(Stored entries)

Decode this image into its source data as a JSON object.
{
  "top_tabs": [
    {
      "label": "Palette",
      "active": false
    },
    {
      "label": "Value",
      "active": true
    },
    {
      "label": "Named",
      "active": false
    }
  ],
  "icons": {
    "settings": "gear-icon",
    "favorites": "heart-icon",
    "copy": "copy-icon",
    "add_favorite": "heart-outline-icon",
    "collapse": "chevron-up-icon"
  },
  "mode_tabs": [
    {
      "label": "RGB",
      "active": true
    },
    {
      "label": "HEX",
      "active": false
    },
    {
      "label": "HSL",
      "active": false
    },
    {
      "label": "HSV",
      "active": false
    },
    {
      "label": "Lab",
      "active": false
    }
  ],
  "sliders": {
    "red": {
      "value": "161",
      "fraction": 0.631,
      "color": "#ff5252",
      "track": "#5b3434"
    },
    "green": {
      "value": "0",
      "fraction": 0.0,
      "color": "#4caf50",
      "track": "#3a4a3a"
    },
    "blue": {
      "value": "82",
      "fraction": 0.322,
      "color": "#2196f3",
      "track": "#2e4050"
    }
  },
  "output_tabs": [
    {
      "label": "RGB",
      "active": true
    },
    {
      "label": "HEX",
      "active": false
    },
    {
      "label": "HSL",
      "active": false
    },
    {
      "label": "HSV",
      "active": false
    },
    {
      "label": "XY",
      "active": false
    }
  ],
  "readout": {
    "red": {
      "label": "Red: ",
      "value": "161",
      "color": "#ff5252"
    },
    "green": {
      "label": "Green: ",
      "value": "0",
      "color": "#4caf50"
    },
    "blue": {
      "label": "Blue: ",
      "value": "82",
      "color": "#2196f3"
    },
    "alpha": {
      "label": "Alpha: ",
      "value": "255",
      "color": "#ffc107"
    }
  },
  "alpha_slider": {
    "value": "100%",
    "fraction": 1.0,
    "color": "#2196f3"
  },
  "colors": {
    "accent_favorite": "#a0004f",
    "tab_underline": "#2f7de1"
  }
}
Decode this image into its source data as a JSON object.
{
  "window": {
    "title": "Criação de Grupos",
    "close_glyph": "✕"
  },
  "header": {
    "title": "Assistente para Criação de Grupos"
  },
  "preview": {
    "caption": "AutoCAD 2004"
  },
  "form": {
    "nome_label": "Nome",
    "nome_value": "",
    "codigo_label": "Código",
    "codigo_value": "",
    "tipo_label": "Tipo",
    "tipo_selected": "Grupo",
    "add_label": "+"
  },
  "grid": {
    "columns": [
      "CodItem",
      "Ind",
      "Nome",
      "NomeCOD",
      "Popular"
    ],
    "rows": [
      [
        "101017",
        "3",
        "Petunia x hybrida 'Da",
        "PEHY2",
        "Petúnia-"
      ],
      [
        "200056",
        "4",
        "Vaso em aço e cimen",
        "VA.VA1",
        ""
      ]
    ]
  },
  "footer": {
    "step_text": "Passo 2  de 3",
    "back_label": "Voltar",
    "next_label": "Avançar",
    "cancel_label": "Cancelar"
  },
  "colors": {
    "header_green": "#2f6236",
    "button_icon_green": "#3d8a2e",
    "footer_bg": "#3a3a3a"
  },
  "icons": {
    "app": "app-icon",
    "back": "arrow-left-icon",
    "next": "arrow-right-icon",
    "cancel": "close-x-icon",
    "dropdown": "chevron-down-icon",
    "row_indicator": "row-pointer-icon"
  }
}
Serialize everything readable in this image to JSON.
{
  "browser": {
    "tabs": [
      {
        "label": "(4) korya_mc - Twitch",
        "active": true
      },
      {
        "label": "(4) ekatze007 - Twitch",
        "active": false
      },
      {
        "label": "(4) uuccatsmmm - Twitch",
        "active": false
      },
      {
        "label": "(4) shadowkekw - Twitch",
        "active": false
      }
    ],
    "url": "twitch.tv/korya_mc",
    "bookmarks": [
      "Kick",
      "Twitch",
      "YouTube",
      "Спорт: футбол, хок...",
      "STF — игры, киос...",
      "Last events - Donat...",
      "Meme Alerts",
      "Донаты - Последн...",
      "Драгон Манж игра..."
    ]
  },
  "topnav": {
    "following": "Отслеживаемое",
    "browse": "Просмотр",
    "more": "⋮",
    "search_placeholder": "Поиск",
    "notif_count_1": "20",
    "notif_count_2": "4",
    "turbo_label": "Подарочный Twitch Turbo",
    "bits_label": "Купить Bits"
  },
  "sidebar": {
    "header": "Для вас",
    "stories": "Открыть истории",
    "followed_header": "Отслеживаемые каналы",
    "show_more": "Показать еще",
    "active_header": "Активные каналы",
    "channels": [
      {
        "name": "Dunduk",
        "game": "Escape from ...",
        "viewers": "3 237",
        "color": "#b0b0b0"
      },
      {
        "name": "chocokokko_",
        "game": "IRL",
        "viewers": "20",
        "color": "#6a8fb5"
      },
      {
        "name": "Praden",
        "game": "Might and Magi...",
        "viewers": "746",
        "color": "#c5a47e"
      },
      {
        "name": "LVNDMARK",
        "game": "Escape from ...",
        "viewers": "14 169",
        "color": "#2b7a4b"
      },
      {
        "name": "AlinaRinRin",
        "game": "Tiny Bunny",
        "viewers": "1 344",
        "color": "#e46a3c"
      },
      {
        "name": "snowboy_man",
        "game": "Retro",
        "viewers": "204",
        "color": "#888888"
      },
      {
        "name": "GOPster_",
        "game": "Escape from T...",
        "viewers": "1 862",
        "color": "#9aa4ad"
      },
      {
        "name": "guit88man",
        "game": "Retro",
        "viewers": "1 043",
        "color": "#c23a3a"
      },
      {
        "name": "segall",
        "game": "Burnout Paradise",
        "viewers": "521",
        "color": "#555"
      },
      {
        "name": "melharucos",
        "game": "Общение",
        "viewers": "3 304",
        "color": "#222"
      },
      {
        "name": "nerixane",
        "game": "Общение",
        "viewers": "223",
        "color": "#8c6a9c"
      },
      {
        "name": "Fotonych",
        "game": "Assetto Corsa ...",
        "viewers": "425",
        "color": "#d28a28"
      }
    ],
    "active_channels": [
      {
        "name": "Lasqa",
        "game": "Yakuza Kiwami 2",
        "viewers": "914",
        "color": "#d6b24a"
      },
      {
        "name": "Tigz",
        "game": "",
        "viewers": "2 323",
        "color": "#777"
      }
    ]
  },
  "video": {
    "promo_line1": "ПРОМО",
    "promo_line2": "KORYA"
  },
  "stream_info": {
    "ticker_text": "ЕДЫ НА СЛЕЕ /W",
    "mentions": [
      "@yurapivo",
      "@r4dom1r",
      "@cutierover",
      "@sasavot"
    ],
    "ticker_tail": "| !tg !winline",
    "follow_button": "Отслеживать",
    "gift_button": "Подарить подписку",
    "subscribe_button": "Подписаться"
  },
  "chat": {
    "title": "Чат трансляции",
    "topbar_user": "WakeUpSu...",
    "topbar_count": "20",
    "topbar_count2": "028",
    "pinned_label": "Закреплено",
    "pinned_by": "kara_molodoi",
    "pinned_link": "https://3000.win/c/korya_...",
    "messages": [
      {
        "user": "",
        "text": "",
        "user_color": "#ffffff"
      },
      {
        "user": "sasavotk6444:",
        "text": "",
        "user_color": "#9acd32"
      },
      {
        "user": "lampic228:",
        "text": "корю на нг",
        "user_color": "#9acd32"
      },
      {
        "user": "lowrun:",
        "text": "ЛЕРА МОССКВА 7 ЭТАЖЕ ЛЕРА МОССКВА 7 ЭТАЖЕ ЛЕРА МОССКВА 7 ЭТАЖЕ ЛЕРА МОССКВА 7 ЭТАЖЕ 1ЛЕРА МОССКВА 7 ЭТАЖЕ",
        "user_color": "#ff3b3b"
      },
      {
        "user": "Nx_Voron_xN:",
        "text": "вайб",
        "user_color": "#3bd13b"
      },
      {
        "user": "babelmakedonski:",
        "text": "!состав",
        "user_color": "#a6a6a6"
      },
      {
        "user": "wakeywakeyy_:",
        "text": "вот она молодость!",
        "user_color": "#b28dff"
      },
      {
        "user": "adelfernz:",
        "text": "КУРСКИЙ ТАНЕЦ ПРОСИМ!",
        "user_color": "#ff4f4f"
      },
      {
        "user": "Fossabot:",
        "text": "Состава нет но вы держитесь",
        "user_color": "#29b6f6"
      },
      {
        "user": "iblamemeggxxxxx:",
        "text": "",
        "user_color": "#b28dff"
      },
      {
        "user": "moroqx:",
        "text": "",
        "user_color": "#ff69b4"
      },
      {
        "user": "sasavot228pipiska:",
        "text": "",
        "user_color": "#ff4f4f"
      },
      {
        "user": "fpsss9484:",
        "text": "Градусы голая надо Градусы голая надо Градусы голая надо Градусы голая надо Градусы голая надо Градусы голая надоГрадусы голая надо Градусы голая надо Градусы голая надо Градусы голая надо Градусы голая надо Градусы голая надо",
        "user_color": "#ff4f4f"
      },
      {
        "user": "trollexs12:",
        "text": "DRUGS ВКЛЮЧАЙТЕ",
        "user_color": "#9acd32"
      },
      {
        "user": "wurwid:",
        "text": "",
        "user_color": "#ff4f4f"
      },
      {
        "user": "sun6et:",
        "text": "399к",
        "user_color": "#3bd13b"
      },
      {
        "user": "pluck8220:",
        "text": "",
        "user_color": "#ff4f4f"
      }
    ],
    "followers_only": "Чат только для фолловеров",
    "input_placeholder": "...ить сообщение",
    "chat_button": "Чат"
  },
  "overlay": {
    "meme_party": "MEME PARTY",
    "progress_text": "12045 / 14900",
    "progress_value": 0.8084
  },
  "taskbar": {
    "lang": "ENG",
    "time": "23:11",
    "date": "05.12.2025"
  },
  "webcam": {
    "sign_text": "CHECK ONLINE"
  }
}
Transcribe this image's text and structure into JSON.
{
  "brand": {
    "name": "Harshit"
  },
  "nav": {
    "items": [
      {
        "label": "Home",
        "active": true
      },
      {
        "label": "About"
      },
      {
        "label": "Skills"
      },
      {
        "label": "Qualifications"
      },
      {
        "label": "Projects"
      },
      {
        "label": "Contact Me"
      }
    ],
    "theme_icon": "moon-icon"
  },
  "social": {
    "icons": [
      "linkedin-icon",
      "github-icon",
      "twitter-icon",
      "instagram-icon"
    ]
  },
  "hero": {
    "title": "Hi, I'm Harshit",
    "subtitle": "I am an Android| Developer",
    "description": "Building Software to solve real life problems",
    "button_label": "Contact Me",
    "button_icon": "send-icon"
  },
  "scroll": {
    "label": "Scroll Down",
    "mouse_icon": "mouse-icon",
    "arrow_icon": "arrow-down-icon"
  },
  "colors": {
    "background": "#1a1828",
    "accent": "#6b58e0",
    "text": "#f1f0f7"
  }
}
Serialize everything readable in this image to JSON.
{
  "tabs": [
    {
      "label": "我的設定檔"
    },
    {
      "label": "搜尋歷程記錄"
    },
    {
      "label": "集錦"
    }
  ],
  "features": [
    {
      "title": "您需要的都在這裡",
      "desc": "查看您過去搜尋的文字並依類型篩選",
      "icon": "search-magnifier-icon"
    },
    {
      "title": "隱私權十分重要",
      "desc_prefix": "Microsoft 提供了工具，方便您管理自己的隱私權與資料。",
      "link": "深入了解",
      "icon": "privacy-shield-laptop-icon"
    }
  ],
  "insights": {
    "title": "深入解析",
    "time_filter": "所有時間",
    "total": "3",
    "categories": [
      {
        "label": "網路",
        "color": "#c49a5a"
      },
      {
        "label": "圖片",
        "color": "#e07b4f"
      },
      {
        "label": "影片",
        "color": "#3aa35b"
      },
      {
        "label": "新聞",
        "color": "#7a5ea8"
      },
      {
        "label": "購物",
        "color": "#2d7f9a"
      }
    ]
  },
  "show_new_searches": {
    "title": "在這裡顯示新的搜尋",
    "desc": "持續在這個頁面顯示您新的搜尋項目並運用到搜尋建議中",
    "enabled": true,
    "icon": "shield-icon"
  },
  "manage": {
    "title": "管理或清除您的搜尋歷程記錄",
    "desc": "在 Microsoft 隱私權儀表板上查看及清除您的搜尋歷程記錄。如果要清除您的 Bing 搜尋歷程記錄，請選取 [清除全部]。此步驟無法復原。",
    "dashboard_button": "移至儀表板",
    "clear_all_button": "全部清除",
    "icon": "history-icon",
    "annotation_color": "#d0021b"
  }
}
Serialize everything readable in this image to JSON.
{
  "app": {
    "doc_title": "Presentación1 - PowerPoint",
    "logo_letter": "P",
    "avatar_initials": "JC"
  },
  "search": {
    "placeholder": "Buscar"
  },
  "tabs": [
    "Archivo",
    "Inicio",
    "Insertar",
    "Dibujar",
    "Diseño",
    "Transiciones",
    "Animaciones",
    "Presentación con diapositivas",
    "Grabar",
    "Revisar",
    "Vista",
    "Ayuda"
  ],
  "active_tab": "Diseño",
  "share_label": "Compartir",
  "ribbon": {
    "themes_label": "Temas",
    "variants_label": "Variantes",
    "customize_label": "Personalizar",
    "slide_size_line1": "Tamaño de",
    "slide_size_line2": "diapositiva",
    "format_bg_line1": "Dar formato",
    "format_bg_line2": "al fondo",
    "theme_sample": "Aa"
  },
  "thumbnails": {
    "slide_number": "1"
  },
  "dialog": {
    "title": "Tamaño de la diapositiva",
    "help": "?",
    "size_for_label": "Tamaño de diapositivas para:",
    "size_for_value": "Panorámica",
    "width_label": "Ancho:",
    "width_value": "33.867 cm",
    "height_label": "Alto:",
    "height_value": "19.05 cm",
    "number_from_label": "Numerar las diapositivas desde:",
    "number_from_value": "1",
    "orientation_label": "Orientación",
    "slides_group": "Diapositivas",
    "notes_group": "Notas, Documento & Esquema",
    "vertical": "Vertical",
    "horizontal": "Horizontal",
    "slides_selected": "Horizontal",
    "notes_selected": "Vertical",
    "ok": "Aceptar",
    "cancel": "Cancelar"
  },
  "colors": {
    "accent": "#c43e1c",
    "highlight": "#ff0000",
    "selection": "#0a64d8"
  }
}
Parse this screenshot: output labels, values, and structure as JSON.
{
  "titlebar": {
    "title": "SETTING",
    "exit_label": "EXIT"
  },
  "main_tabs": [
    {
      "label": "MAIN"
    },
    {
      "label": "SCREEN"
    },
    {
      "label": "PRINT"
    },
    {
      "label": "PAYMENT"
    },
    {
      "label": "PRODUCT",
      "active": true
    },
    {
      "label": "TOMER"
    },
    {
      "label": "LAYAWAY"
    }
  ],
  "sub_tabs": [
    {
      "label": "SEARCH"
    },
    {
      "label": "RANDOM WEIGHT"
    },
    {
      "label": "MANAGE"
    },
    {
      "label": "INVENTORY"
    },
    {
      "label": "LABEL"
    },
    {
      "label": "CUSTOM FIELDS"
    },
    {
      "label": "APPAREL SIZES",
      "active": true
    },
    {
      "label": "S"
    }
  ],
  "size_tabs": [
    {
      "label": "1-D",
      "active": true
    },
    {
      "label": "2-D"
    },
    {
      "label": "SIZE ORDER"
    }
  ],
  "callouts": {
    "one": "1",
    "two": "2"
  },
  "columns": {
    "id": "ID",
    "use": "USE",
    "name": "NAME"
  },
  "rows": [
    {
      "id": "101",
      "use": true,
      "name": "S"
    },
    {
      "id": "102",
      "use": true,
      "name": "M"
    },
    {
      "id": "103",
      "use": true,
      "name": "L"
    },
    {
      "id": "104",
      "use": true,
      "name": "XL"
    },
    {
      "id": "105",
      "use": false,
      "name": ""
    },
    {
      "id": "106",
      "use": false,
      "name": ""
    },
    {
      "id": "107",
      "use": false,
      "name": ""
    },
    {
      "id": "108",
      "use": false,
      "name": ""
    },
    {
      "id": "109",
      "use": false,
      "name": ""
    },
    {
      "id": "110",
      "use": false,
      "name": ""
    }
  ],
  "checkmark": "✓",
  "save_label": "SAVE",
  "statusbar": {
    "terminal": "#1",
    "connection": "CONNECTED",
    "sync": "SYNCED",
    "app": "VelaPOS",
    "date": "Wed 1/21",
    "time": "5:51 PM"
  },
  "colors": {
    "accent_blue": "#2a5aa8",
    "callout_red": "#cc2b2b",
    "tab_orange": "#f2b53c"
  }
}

What is required:
Collect the lines of the records that include the string "shield".

Result for this exercise:
      "icon": "privacy-shield-laptop-icon"
    "icon": "shield-icon"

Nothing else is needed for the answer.